=== MATERIALS PROVIDED ===
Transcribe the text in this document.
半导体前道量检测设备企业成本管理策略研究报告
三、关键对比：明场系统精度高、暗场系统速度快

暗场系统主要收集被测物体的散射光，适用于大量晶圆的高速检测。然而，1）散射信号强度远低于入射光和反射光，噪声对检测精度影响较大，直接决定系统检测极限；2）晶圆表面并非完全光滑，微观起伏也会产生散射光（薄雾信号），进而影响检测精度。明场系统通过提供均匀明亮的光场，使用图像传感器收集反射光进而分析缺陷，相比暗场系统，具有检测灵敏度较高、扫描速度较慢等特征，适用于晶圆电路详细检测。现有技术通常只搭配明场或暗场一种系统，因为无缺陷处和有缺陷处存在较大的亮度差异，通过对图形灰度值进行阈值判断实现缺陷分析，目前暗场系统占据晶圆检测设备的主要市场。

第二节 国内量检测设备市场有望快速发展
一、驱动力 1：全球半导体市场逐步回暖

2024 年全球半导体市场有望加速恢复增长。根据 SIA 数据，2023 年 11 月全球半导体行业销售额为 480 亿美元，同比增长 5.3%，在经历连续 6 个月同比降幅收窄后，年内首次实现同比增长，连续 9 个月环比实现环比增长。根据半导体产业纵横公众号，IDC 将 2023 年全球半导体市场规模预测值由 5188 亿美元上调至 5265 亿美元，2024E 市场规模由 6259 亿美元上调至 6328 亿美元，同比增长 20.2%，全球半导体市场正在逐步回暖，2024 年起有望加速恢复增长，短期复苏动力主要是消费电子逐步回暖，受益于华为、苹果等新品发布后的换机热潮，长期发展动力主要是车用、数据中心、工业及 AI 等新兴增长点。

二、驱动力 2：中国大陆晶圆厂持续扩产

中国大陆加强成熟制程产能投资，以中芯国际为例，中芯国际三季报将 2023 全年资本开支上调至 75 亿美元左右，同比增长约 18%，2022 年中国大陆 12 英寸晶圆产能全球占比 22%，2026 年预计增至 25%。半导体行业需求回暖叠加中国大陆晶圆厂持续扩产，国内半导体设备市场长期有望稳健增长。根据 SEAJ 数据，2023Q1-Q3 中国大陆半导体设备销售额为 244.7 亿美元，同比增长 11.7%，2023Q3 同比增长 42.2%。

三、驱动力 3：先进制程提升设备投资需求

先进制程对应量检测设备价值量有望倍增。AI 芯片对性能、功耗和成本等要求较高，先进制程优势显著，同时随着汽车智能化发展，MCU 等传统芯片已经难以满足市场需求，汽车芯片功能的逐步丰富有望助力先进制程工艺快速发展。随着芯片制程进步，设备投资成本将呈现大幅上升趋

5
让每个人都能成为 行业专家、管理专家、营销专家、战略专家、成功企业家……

=== TASK ===
Please repeat the material above, word for word and in full.

=== FINAL ANSWER ===
Transcribe the text in this document.
半导体前道量检测设备企业成本管理策略研究报告
三、关键对比：明场系统精度高、暗场系统速度快

暗场系统主要收集被测物体的散射光，适用于大量晶圆的高速检测。然而，1）散射信号强度远低于入射光和反射光，噪声对检测精度影响较大，直接决定系统检测极限；2）晶圆表面并非完全光滑，微观起伏也会产生散射光（薄雾信号），进而影响检测精度。明场系统通过提供均匀明亮的光场，使用图像传感器收集反射光进而分析缺陷，相比暗场系统，具有检测灵敏度较高、扫描速度较慢等特征，适用于晶圆电路详细检测。现有技术通常只搭配明场或暗场一种系统，因为无缺陷处和有缺陷处存在较大的亮度差异，通过对图形灰度值进行阈值判断实现缺陷分析，目前暗场系统占据晶圆检测设备的主要市场。

第二节 国内量检测设备市场有望快速发展
一、驱动力 1：全球半导体市场逐步回暖

2024 年全球半导体市场有望加速恢复增长。根据 SIA 数据，2023 年 11 月全球半导体行业销售额为 480 亿美元，同比增长 5.3%，在经历连续 6 个月同比降幅收窄后，年内首次实现同比增长，连续 9 个月环比实现环比增长。根据半导体产业纵横公众号，IDC 将 2023 年全球半导体市场规模预测值由 5188 亿美元上调至 5265 亿美元，2024E 市场规模由 6259 亿美元上调至 6328 亿美元，同比增长 20.2%，全球半导体市场正在逐步回暖，2024 年起有望加速恢复增长，短期复苏动力主要是消费电子逐步回暖，受益于华为、苹果等新品发布后的换机热潮，长期发展动力主要是车用、数据中心、工业及 AI 等新兴增长点。

二、驱动力 2：中国大陆晶圆厂持续扩产

中国大陆加强成熟制程产能投资，以中芯国际为例，中芯国际三季报将 2023 全年资本开支上调至 75 亿美元左右，同比增长约 18%，2022 年中国大陆 12 英寸晶圆产能全球占比 22%，2026 年预计增至 25%。半导体行业需求回暖叠加中国大陆晶圆厂持续扩产，国内半导体设备市场长期有望稳健增长。根据 SEAJ 数据，2023Q1-Q3 中国大陆半导体设备销售额为 244.7 亿美元，同比增长 11.7%，2023Q3 同比增长 42.2%。

三、驱动力 3：先进制程提升设备投资需求

先进制程对应量检测设备价值量有望倍增。AI 芯片对性能、功耗和成本等要求较高，先进制程优势显著，同时随着汽车智能化发展，MCU 等传统芯片已经难以满足市场需求，汽车芯片功能的逐步丰富有望助力先进制程工艺快速发展。随着芯片制程进步，设备投资成本将呈现大幅上升趋

5
让每个人都能成为 行业专家、管理专家、营销专家、战略专家、成功企业家……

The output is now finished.